» **TASK STATEMENT**:
Exactly reproduce each entry, leaving out nothing.

» **INPUT DATA**:
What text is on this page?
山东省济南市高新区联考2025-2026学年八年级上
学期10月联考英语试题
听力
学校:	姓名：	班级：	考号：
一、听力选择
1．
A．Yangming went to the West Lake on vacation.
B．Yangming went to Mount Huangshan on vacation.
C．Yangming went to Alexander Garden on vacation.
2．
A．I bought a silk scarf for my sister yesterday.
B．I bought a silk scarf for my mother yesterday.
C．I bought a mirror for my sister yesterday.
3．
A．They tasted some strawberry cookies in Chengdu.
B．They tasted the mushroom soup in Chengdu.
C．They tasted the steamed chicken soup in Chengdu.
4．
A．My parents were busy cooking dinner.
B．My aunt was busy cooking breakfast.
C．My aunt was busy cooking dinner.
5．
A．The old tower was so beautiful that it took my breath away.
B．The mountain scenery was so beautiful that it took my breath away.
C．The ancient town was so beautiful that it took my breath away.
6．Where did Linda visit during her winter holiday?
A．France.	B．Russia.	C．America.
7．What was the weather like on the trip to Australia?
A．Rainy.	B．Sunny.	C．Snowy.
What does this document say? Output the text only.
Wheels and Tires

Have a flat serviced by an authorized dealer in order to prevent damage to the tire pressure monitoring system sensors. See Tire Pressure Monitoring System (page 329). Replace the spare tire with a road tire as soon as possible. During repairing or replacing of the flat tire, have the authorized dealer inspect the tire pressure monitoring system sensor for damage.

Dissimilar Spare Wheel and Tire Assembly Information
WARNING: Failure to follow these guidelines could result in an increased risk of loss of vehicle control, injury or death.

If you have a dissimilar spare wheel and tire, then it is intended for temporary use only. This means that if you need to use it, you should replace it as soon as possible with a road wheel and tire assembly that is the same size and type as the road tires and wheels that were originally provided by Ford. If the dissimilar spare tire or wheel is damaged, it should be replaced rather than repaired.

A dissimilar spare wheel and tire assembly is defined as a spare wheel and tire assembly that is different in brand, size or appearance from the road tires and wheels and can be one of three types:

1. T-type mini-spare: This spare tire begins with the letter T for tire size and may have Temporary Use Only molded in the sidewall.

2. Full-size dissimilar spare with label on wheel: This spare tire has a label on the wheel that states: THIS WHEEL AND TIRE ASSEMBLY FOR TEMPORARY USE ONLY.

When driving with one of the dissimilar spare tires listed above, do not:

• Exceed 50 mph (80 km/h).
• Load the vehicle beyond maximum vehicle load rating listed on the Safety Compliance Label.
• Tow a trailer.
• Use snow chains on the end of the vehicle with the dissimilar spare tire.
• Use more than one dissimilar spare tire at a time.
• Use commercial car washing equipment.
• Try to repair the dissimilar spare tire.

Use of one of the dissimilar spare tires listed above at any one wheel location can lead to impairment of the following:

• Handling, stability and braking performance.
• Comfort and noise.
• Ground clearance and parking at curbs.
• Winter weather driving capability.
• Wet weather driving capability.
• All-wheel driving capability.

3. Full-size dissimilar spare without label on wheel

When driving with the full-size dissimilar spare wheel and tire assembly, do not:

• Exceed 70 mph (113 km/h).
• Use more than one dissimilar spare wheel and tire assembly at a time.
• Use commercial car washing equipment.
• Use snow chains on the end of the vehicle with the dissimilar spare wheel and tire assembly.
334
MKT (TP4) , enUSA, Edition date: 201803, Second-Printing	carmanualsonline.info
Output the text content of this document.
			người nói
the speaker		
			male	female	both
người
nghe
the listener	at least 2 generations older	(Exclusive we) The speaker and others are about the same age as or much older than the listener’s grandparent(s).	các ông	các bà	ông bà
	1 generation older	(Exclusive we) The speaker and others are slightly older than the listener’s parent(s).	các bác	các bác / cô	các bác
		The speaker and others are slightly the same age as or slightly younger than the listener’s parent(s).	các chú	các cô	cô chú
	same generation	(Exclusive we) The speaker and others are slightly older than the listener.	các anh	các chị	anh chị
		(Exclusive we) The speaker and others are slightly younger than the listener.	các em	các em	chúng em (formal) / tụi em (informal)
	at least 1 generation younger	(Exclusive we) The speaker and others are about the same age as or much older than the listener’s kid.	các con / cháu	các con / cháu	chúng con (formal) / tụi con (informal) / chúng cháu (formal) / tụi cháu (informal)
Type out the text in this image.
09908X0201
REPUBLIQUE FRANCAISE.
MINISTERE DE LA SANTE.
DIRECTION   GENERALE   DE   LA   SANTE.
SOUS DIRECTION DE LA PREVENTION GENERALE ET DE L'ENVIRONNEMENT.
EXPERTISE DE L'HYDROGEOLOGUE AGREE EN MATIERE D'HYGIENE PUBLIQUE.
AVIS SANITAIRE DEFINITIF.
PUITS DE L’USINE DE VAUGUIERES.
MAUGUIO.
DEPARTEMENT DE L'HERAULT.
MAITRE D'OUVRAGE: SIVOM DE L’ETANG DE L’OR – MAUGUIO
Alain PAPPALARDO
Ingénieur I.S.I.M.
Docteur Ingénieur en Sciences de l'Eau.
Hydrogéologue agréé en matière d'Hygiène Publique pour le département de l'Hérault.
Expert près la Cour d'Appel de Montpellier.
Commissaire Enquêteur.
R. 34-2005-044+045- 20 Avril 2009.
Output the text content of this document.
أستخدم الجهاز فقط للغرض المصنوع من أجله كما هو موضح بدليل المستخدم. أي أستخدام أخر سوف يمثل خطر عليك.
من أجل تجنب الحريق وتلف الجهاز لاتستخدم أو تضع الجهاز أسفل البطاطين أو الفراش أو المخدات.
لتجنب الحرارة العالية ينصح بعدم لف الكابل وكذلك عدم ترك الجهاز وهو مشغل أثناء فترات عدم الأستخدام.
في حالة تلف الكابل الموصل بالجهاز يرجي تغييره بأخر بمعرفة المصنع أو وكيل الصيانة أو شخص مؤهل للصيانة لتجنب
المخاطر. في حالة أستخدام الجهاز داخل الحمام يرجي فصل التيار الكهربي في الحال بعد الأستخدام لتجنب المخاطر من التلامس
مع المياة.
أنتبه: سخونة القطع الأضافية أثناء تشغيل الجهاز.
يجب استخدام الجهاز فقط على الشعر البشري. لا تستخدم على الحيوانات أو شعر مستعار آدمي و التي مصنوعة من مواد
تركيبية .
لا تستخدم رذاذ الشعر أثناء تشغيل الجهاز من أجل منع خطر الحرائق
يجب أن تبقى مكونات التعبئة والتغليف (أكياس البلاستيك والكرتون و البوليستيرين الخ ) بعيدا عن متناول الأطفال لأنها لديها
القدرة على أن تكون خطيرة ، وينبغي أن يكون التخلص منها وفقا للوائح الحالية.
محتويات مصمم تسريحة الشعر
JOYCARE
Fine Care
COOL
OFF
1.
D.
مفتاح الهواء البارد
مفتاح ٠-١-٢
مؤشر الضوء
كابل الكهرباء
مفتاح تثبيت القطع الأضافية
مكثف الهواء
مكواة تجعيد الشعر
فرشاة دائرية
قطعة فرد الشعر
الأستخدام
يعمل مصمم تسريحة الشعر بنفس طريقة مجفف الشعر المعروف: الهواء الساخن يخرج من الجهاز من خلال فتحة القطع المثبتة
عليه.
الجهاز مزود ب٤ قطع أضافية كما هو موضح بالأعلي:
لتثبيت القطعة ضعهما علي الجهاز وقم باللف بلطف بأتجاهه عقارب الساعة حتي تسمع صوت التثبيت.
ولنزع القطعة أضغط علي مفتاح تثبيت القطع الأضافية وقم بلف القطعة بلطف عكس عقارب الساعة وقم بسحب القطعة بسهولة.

» **COMPLETE OUTPUT**:
What text is on this page?
山东省济南市高新区联考2025-2026学年八年级上
学期10月联考英语试题
听力
学校:	姓名：	班级：	考号：
一、听力选择
1．
A．Yangming went to the West Lake on vacation.
B．Yangming went to Mount Huangshan on vacation.
C．Yangming went to Alexander Garden on vacation.
2．
A．I bought a silk scarf for my sister yesterday.
B．I bought a silk scarf for my mother yesterday.
C．I bought a mirror for my sister yesterday.
3．
A．They tasted some strawberry cookies in Chengdu.
B．They tasted the mushroom soup in Chengdu.
C．They tasted the steamed chicken soup in Chengdu.
4．
A．My parents were busy cooking dinner.
B．My aunt was busy cooking breakfast.
C．My aunt was busy cooking dinner.
5．
A．The old tower was so beautiful that it took my breath away.
B．The mountain scenery was so beautiful that it took my breath away.
C．The ancient town was so beautiful that it took my breath away.
6．Where did Linda visit during her winter holiday?
A．France.	B．Russia.	C．America.
7．What was the weather like on the trip to Australia?
A．Rainy.	B．Sunny.	C．Snowy.
What does this document say? Output the text only.
Wheels and Tires

Have a flat serviced by an authorized dealer in order to prevent damage to the tire pressure monitoring system sensors. See Tire Pressure Monitoring System (page 329). Replace the spare tire with a road tire as soon as possible. During repairing or replacing of the flat tire, have the authorized dealer inspect the tire pressure monitoring system sensor for damage.

Dissimilar Spare Wheel and Tire Assembly Information
WARNING: Failure to follow these guidelines could result in an increased risk of loss of vehicle control, injury or death.

If you have a dissimilar spare wheel and tire, then it is intended for temporary use only. This means that if you need to use it, you should replace it as soon as possible with a road wheel and tire assembly that is the same size and type as the road tires and wheels that were originally provided by Ford. If the dissimilar spare tire or wheel is damaged, it should be replaced rather than repaired.

A dissimilar spare wheel and tire assembly is defined as a spare wheel and tire assembly that is different in brand, size or appearance from the road tires and wheels and can be one of three types:

1. T-type mini-spare: This spare tire begins with the letter T for tire size and may have Temporary Use Only molded in the sidewall.

2. Full-size dissimilar spare with label on wheel: This spare tire has a label on the wheel that states: THIS WHEEL AND TIRE ASSEMBLY FOR TEMPORARY USE ONLY.

When driving with one of the dissimilar spare tires listed above, do not:

• Exceed 50 mph (80 km/h).
• Load the vehicle beyond maximum vehicle load rating listed on the Safety Compliance Label.
• Tow a trailer.
• Use snow chains on the end of the vehicle with the dissimilar spare tire.
• Use more than one dissimilar spare tire at a time.
• Use commercial car washing equipment.
• Try to repair the dissimilar spare tire.

Use of one of the dissimilar spare tires listed above at any one wheel location can lead to impairment of the following:

• Handling, stability and braking performance.
• Comfort and noise.
• Ground clearance and parking at curbs.
• Winter weather driving capability.
• Wet weather driving capability.
• All-wheel driving capability.

3. Full-size dissimilar spare without label on wheel

When driving with the full-size dissimilar spare wheel and tire assembly, do not:

• Exceed 70 mph (113 km/h).
• Use more than one dissimilar spare wheel and tire assembly at a time.
• Use commercial car washing equipment.
• Use snow chains on the end of the vehicle with the dissimilar spare wheel and tire assembly.
334
MKT (TP4) , enUSA, Edition date: 201803, Second-Printing	carmanualsonline.info
Output the text content of this document.
			người nói
the speaker		
			male	female	both
người
nghe
the listener	at least 2 generations older	(Exclusive we) The speaker and others are about the same age as or much older than the listener’s grandparent(s).	các ông	các bà	ông bà
	1 generation older	(Exclusive we) The speaker and others are slightly older than the listener’s parent(s).	các bác	các bác / cô	các bác
		The speaker and others are slightly the same age as or slightly younger than the listener’s parent(s).	các chú	các cô	cô chú
	same generation	(Exclusive we) The speaker and others are slightly older than the listener.	các anh	các chị	anh chị
		(Exclusive we) The speaker and others are slightly younger than the listener.	các em	các em	chúng em (formal) / tụi em (informal)
	at least 1 generation younger	(Exclusive we) The speaker and others are about the same age as or much older than the listener’s kid.	các con / cháu	các con / cháu	chúng con (formal) / tụi con (informal) / chúng cháu (formal) / tụi cháu (informal)
Type out the text in this image.
09908X0201
REPUBLIQUE FRANCAISE.
MINISTERE DE LA SANTE.
DIRECTION   GENERALE   DE   LA   SANTE.
SOUS DIRECTION DE LA PREVENTION GENERALE ET DE L'ENVIRONNEMENT.
EXPERTISE DE L'HYDROGEOLOGUE AGREE EN MATIERE D'HYGIENE PUBLIQUE.
AVIS SANITAIRE DEFINITIF.
PUITS DE L’USINE DE VAUGUIERES.
MAUGUIO.
DEPARTEMENT DE L'HERAULT.
MAITRE D'OUVRAGE: SIVOM DE L’ETANG DE L’OR – MAUGUIO
Alain PAPPALARDO
Ingénieur I.S.I.M.
Docteur Ingénieur en Sciences de l'Eau.
Hydrogéologue agréé en matière d'Hygiène Publique pour le département de l'Hérault.
Expert près la Cour d'Appel de Montpellier.
Commissaire Enquêteur.
R. 34-2005-044+045- 20 Avril 2009.
Output the text content of this document.
أستخدم الجهاز فقط للغرض المصنوع من أجله كما هو موضح بدليل المستخدم. أي أستخدام أخر سوف يمثل خطر عليك.
من أجل تجنب الحريق وتلف الجهاز لاتستخدم أو تضع الجهاز أسفل البطاطين أو الفراش أو المخدات.
لتجنب الحرارة العالية ينصح بعدم لف الكابل وكذلك عدم ترك الجهاز وهو مشغل أثناء فترات عدم الأستخدام.
في حالة تلف الكابل الموصل بالجهاز يرجي تغييره بأخر بمعرفة المصنع أو وكيل الصيانة أو شخص مؤهل للصيانة لتجنب
المخاطر. في حالة أستخدام الجهاز داخل الحمام يرجي فصل التيار الكهربي في الحال بعد الأستخدام لتجنب المخاطر من التلامس
مع المياة.
أنتبه: سخونة القطع الأضافية أثناء تشغيل الجهاز.
يجب استخدام الجهاز فقط على الشعر البشري. لا تستخدم على الحيوانات أو شعر مستعار آدمي و التي مصنوعة من مواد
تركيبية .
لا تستخدم رذاذ الشعر أثناء تشغيل الجهاز من أجل منع خطر الحرائق
يجب أن تبقى مكونات التعبئة والتغليف (أكياس البلاستيك والكرتون و البوليستيرين الخ ) بعيدا عن متناول الأطفال لأنها لديها
القدرة على أن تكون خطيرة ، وينبغي أن يكون التخلص منها وفقا للوائح الحالية.
محتويات مصمم تسريحة الشعر
JOYCARE
Fine Care
COOL
OFF
1.
D.
مفتاح الهواء البارد
مفتاح ٠-١-٢
مؤشر الضوء
كابل الكهرباء
مفتاح تثبيت القطع الأضافية
مكثف الهواء
مكواة تجعيد الشعر
فرشاة دائرية
قطعة فرد الشعر
الأستخدام
يعمل مصمم تسريحة الشعر بنفس طريقة مجفف الشعر المعروف: الهواء الساخن يخرج من الجهاز من خلال فتحة القطع المثبتة
عليه.
الجهاز مزود ب٤ قطع أضافية كما هو موضح بالأعلي:
لتثبيت القطعة ضعهما علي الجهاز وقم باللف بلطف بأتجاهه عقارب الساعة حتي تسمع صوت التثبيت.
ولنزع القطعة أضغط علي مفتاح تثبيت القطع الأضافية وقم بلف القطعة بلطف عكس عقارب الساعة وقم بسحب القطعة بسهولة.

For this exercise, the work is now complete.